Lista de tarefas:
**1.** Responda, com base no trecho sobre a portaria 926 do MDS:
(a) Segundo o Art. 6º, que entidades as fiscalizações devem priorizar?
(b) O que significa a sigla "AM" no roteiro de fiscalização?
(c) Que tipo de entidades a portaria se propõe a fiscalizar e monitorar, conforme a descrição citada entre aspas?
**2.** Dê prosseguimento ao trecho sobre a portaria 926 do MDS a partir da última frase apresentada.

Mas vamos à novidade, a portaria 926 do MDS. Segundo consta: “Estabelece diretrizes em âmbito nacional para fiscalização e monitoramento dos serviços prestados por Entidades de Apoio e Acolhimento Atuantes em Álcool e Drogas”. Mas na prática, a própria portaria ASSUME deliberadamente, o financiamento da violação de direitos.
Art. 6º As fiscalizações devem priorizar entidades que possuem denúncias ou indícios de irregularidades.
E na sequência vêm como se dará essa fiscalização, com um roteiro, onde se poderá marcar:
C – Conforme
AM – A Melhorar
NC – Não Conforme
NA – Não Aplicável
Marcar com X algumas das questões esperadas numa vistoria de manicômio, cadeia, ou mesmo são perguntas que se poderia fazer para alguém que saiu de um cativeiro:
Fornece alimentação (especificar quantidade de refeições diárias).
A proibição de castigos físicos, psíquicos ou morais.
Não se viola, em nenhuma instância, a correspondência do acolhido, e as ligações telefônicas podem ser realizadas com privacidade.
Não expõe o acolhido à situação de constrangimento ou de vulnerabilidade, como ações em vias públicas de vendas de produtos ou de arrecadação de recursos, ou outras atividades congêneres.

Material de origem:
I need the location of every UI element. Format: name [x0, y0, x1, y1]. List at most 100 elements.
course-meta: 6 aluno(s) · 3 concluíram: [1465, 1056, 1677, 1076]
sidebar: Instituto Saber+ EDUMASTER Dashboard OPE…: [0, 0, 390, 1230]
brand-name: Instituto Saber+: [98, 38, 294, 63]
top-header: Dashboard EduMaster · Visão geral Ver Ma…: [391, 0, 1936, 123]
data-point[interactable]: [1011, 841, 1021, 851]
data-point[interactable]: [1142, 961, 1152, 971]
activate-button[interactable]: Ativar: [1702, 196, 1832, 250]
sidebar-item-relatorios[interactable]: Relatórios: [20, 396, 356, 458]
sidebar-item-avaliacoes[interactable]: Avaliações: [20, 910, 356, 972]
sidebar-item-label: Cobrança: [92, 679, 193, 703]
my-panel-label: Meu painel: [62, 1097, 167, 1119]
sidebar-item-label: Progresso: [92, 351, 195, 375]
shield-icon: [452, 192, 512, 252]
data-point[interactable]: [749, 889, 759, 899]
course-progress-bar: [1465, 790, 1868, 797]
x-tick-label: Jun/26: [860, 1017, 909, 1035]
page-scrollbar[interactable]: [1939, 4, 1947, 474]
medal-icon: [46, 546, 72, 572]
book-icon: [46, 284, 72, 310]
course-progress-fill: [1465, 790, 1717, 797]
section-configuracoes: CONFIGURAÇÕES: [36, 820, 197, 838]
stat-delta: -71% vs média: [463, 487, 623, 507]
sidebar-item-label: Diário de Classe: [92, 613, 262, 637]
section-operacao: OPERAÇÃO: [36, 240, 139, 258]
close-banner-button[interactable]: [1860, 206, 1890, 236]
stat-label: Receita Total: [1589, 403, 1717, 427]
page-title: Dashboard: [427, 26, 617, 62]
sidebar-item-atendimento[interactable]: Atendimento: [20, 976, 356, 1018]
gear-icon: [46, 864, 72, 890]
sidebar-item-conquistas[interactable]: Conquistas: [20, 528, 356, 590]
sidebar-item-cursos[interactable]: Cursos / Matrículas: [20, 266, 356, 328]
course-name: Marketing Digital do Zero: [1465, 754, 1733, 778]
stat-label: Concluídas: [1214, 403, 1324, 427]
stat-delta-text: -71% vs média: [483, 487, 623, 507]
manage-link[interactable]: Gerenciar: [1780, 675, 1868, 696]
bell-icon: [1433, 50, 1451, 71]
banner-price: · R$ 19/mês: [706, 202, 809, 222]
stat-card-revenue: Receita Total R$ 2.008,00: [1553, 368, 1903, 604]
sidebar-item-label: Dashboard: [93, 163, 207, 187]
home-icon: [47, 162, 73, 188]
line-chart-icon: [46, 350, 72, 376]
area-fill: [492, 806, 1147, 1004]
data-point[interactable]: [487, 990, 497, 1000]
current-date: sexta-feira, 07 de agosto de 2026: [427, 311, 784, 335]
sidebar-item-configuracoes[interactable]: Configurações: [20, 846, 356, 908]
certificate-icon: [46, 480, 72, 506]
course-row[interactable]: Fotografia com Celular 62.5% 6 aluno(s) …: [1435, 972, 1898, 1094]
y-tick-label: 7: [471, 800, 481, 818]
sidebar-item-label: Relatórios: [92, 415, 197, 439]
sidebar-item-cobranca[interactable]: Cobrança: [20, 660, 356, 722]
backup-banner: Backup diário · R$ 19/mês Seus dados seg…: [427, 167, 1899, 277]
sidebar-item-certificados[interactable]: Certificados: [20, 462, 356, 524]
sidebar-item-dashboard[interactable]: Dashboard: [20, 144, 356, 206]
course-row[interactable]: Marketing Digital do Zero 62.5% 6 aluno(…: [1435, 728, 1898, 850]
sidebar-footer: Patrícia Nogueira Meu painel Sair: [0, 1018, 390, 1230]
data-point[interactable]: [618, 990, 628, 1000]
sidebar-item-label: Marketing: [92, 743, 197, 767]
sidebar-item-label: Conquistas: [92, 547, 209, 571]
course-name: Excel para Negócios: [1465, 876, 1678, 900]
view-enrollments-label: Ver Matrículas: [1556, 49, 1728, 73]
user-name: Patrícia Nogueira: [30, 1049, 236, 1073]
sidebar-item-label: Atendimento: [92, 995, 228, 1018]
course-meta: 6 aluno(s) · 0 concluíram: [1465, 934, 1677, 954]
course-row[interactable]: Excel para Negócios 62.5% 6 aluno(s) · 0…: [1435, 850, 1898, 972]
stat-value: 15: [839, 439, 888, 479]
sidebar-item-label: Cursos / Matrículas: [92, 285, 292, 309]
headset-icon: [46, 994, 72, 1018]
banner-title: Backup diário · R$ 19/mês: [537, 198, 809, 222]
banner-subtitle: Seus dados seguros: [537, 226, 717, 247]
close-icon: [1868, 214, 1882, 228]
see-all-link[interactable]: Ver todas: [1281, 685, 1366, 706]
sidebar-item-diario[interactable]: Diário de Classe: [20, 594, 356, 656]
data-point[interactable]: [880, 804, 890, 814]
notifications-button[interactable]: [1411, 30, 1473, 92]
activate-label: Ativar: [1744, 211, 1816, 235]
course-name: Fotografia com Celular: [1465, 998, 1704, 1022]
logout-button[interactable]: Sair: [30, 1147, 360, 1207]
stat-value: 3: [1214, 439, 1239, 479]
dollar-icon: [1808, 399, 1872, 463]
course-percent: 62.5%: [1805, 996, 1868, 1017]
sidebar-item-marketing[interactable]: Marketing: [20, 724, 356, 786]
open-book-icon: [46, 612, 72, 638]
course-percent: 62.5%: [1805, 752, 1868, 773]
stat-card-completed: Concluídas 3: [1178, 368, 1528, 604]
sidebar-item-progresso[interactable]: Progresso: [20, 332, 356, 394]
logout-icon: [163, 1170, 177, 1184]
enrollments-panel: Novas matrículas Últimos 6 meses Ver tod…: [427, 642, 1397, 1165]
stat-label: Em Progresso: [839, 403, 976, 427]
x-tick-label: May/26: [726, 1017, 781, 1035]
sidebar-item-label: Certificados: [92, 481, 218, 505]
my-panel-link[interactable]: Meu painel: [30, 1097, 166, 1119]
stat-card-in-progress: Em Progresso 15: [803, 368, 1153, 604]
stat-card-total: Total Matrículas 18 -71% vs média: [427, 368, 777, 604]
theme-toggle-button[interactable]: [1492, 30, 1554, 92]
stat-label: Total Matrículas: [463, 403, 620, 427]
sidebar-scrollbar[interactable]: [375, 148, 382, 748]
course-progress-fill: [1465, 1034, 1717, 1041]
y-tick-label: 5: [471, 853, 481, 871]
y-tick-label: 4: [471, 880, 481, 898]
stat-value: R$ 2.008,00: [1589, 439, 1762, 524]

Lista de respostas:
**1.**
(a) Entidades que possuem denúncias ou indícios de irregularidades.
(b) A Melhorar.
(c) Entidades de Apoio e Acolhimento Atuantes em Álcool e Drogas.

**2.**
Em caso de evasão, transferência, acidente, intercorrência clínica grave e falecimento serão comunicados os familiares ou representante legal do acolhido, no prazo máximo de 24h.
Não se utilizam ações como contenção física, psicológica e medicamentosa, bem como quaisquer tipos de isolamento ou restrição que infrinjam a liberdade da pessoa acolhida.
O serviço dispõe de alojamento adequado para o número de vagas de acolhimento oferecidas, separadas por público (adulto masculino/feminino).
Garante a inexistência de espaços restritivos, e mantém os ambientes de uso dos acolhidos livres de trancas, chaves ou grades, admitindo-se apenas o travamento simples.
A própria avaliação, é o reconhecimento da violência, têm que perguntar pra marcar no roteiro, qual a utilidade, o que se quer com esse roteiro? É uma portaria tão apatetada, que é incrível a cara de pau de publicar algo assim. E após esses quesitos, o corporativismo burguês, não deixa faltar a pergunta:
Possui um mecanismo de registro de queixas e sugestões à disposição de cada acolhido e família, onde seja possível expor quaisquer insatisfações e opiniões voltadas à melhoria do serviço.
A falta de noção, de empenho se quer em disfarçar é tanta, que é incluído no roteiro uma pesquisa de satisfação do usuário, com perguntas como:
Se houve situação em que foram contidos fisicamente ou por medicamentos?
É assegurada a privacidade, inclusive no tocante ao uso de vestuário, corte de cabelo e objetos pessoais próprios, observadas as regras sociais de convivência?
E mesmo assim, “As fiscalizações de que tratam esta Portaria poderão ocorrer de modo presencial ou remoto”. O ministério está brincando com o dinheiro público, com a saúde das pessoas, e até com a própria governabilidade.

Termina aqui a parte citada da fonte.